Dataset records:
* * * *

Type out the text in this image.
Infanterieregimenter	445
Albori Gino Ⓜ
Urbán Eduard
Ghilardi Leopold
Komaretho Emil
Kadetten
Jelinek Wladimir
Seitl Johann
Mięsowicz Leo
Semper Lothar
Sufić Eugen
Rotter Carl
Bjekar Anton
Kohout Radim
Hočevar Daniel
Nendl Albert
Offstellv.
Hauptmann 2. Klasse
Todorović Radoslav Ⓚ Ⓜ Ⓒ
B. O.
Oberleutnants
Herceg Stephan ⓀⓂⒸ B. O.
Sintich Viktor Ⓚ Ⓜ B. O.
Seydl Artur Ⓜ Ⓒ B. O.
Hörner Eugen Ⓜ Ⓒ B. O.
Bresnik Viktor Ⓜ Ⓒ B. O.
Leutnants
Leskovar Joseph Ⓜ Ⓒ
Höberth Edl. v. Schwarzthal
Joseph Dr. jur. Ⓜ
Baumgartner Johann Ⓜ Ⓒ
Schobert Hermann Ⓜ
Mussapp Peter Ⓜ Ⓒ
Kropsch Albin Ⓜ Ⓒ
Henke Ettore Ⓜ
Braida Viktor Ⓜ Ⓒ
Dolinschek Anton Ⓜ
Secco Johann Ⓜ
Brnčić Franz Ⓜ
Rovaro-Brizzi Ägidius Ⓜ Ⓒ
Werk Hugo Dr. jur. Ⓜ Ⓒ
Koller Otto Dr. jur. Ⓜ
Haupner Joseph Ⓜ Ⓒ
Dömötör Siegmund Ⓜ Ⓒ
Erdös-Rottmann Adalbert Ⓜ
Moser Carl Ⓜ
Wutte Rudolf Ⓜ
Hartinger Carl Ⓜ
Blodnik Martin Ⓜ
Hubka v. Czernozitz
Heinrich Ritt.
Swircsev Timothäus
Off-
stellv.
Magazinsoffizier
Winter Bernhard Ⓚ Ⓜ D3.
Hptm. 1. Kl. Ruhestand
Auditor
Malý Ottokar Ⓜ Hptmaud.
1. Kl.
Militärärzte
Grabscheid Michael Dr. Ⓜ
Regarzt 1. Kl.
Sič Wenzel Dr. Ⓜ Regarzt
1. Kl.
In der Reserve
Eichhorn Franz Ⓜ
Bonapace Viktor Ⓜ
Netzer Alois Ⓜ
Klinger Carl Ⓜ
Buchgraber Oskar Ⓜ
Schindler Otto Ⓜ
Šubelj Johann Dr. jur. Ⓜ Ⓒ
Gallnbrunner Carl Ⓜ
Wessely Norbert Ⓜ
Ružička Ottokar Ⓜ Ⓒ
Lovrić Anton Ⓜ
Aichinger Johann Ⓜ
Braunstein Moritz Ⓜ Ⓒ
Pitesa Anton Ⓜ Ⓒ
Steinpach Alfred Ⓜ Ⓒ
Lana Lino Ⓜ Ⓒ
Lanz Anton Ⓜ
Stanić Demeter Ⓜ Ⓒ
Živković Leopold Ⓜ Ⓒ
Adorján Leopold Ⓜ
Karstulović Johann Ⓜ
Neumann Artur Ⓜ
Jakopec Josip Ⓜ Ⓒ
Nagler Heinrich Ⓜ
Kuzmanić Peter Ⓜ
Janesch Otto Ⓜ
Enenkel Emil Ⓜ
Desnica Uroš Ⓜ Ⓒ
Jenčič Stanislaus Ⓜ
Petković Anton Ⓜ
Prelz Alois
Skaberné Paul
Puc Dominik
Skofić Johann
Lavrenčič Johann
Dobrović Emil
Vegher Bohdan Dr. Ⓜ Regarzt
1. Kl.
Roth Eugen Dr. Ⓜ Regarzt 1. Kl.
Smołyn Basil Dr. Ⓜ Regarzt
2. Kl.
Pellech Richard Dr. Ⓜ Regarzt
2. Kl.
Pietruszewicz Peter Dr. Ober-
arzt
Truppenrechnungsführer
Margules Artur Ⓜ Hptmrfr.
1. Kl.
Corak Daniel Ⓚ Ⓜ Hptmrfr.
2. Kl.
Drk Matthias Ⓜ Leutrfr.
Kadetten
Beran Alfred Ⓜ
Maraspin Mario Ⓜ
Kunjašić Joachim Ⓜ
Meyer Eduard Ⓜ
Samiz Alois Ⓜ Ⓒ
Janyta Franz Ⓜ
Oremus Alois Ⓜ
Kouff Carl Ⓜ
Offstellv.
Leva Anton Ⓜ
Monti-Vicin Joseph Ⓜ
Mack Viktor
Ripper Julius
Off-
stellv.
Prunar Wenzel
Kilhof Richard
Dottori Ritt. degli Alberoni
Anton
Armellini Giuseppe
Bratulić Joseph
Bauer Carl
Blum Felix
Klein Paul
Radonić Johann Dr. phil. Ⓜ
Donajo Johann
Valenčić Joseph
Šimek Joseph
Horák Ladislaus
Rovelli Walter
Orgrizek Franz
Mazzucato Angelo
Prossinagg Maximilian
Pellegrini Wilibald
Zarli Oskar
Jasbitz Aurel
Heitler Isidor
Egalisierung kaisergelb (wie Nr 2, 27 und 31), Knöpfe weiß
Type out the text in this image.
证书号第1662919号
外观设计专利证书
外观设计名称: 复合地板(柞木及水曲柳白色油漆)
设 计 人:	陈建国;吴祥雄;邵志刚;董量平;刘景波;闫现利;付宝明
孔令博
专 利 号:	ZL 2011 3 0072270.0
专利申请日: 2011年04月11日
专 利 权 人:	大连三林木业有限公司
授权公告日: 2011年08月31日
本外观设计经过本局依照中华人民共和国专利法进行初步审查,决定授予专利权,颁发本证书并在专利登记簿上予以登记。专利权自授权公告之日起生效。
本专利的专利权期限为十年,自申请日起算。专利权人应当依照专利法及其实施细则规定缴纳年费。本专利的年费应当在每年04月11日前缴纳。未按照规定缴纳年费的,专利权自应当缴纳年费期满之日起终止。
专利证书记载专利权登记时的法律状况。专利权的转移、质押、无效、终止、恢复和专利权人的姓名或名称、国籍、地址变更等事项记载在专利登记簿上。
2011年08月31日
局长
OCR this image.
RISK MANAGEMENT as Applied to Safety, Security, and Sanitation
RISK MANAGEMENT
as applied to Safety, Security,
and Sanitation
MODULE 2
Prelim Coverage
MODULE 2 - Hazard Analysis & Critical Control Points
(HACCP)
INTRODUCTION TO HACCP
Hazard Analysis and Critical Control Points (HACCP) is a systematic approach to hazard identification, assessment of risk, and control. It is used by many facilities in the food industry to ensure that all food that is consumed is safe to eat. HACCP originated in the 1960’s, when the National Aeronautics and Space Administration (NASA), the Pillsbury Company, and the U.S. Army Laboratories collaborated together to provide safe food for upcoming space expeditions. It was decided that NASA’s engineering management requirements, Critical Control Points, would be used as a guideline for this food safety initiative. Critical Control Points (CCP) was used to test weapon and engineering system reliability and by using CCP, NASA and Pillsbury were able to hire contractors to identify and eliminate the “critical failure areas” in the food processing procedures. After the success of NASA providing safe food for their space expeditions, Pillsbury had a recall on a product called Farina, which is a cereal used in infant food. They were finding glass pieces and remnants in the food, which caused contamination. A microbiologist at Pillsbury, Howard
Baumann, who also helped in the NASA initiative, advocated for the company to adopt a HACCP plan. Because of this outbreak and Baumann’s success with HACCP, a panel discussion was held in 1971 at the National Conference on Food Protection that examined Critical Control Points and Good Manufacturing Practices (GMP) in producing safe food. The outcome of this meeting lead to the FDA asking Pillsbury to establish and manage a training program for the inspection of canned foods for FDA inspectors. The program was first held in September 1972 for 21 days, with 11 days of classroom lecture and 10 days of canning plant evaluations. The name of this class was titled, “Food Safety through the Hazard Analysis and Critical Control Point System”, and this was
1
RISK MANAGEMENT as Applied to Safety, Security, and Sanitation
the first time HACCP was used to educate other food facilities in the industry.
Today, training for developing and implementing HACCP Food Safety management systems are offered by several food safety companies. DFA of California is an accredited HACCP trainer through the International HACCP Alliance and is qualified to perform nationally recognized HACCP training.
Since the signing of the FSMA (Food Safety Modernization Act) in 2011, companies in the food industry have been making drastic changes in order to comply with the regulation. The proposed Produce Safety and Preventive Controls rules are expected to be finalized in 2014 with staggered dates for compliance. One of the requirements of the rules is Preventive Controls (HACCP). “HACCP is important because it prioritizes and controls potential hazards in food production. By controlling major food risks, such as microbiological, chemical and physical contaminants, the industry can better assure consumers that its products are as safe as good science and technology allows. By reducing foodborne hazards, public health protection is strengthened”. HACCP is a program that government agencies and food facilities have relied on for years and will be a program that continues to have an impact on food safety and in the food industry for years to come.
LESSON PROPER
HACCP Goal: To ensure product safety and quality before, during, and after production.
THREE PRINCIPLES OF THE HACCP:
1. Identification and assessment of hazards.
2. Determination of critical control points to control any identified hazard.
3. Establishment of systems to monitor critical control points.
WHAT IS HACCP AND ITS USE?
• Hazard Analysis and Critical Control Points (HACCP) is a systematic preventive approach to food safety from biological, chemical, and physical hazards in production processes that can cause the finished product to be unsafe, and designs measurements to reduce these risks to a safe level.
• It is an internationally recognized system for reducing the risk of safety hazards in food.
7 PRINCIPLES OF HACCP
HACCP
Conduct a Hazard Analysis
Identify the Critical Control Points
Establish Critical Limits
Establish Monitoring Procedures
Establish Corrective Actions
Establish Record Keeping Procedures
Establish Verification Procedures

* * * *

**Task details**: Report each line of the material above where the word "Ritt" appears.

**Correct answer**:
Heinrich Ritt.
Dottori Ritt. degli Alberoni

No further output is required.